## START RECORDS

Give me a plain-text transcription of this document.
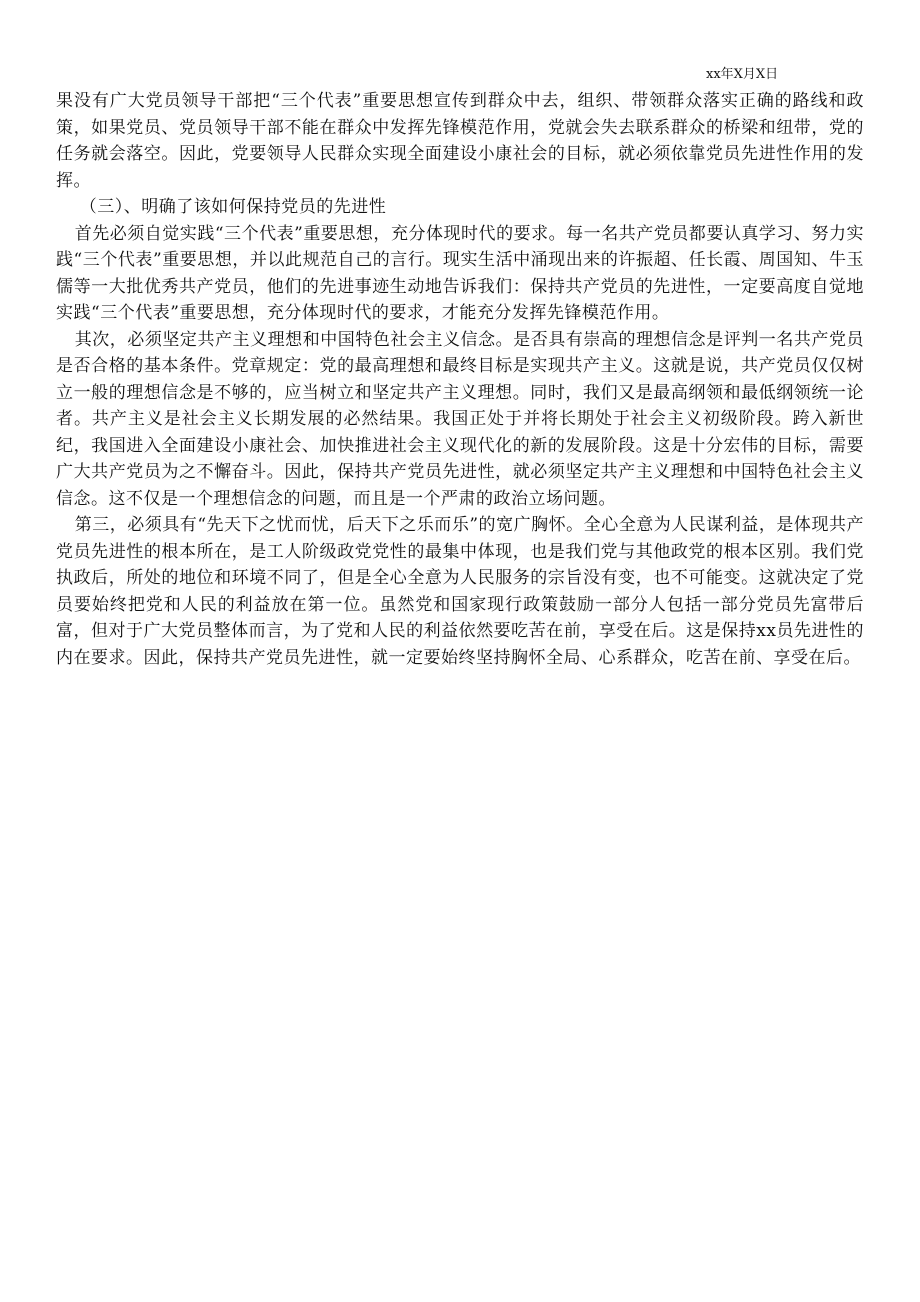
xx年X月X日

果没有广大党员领导干部把“三个代表”重要思想宣传到群众中去，组织、带领群众落实正确的路线和政策，如果党员、党员领导干部不能在群众中发挥先锋模范作用，党就会失去联系群众的桥梁和纽带，党的任务就会落空。因此，党要领导人民群众实现全面建设小康社会的目标，就必须依靠党员先进性作用的发挥。

（三）、明确了该如何保持党员的先进性

首先必须自觉实践“三个代表”重要思想，充分体现时代的要求。每一名共产党员都要认真学习、努力实践“三个代表”重要思想，并以此规范自己的言行。现实生活中涌现出来的许振超、任长霞、周国知、牛玉儒等一大批优秀共产党员，他们的先进事迹生动地告诉我们：保持共产党员的先进性，一定要高度自觉地实践“三个代表”重要思想，充分体现时代的要求，才能充分发挥先锋模范作用。

其次，必须坚定共产主义理想和中国特色社会主义信念。是否具有崇高的理想信念是评判一名共产党员是否合格的基本条件。党章规定：党的最高理想和最终目标是实现共产主义。这就是说，共产党员仅仅树立一般的理想信念是不够的，应当树立和坚定共产主义理想。同时，我们又是最高纲领和最低纲领统一论者。共产主义是社会主义长期发展的必然结果。我国正处于并将长期处于社会主义初级阶段。跨入新世纪，我国进入全面建设小康社会、加快推进社会主义现代化的新的发展阶段。这是十分宏伟的目标，需要广大共产党员为之不懈奋斗。因此，保持共产党员先进性，就必须坚定共产主义理想和中国特色社会主义信念。这不仅是一个理想信念的问题，而且是一个严肃的政治立场问题。

第三，必须具有“先天下之忧而忧，后天下之乐而乐”的宽广胸怀。全心全意为人民谋利益，是体现共产党员先进性的根本所在，是工人阶级政党党性的最集中体现，也是我们党与其他政党的根本区别。我们党执政后，所处的地位和环境不同了，但是全心全意为人民服务的宗旨没有变，也不可能变。这就决定了党员要始终把党和人民的利益放在第一位。虽然党和国家现行政策鼓励一部分人包括一部分党员先富带后富，但对于广大党员整体而言，为了党和人民的利益依然要吃苦在前，享受在后。这是保持xx员先进性的内在要求。因此，保持共产党员先进性，就一定要始终坚持胸怀全局、心系群众，吃苦在前、享受在后。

## END RECORDS

▸ AIM
Drop the pictures and reproduce the rest of the entries above exactly.

▸ SOLVED PROBLEM
Give me a plain-text transcription of this document.
xx年X月X日

果没有广大党员领导干部把“三个代表”重要思想宣传到群众中去，组织、带领群众落实正确的路线和政策，如果党员、党员领导干部不能在群众中发挥先锋模范作用，党就会失去联系群众的桥梁和纽带，党的任务就会落空。因此，党要领导人民群众实现全面建设小康社会的目标，就必须依靠党员先进性作用的发挥。

（三）、明确了该如何保持党员的先进性

首先必须自觉实践“三个代表”重要思想，充分体现时代的要求。每一名共产党员都要认真学习、努力实践“三个代表”重要思想，并以此规范自己的言行。现实生活中涌现出来的许振超、任长霞、周国知、牛玉儒等一大批优秀共产党员，他们的先进事迹生动地告诉我们：保持共产党员的先进性，一定要高度自觉地实践“三个代表”重要思想，充分体现时代的要求，才能充分发挥先锋模范作用。

其次，必须坚定共产主义理想和中国特色社会主义信念。是否具有崇高的理想信念是评判一名共产党员是否合格的基本条件。党章规定：党的最高理想和最终目标是实现共产主义。这就是说，共产党员仅仅树立一般的理想信念是不够的，应当树立和坚定共产主义理想。同时，我们又是最高纲领和最低纲领统一论者。共产主义是社会主义长期发展的必然结果。我国正处于并将长期处于社会主义初级阶段。跨入新世纪，我国进入全面建设小康社会、加快推进社会主义现代化的新的发展阶段。这是十分宏伟的目标，需要广大共产党员为之不懈奋斗。因此，保持共产党员先进性，就必须坚定共产主义理想和中国特色社会主义信念。这不仅是一个理想信念的问题，而且是一个严肃的政治立场问题。

第三，必须具有“先天下之忧而忧，后天下之乐而乐”的宽广胸怀。全心全意为人民谋利益，是体现共产党员先进性的根本所在，是工人阶级政党党性的最集中体现，也是我们党与其他政党的根本区别。我们党执政后，所处的地位和环境不同了，但是全心全意为人民服务的宗旨没有变，也不可能变。这就决定了党员要始终把党和人民的利益放在第一位。虽然党和国家现行政策鼓励一部分人包括一部分党员先富带后富，但对于广大党员整体而言，为了党和人民的利益依然要吃苦在前，享受在后。这是保持xx员先进性的内在要求。因此，保持共产党员先进性，就一定要始终坚持胸怀全局、心系群众，吃苦在前、享受在后。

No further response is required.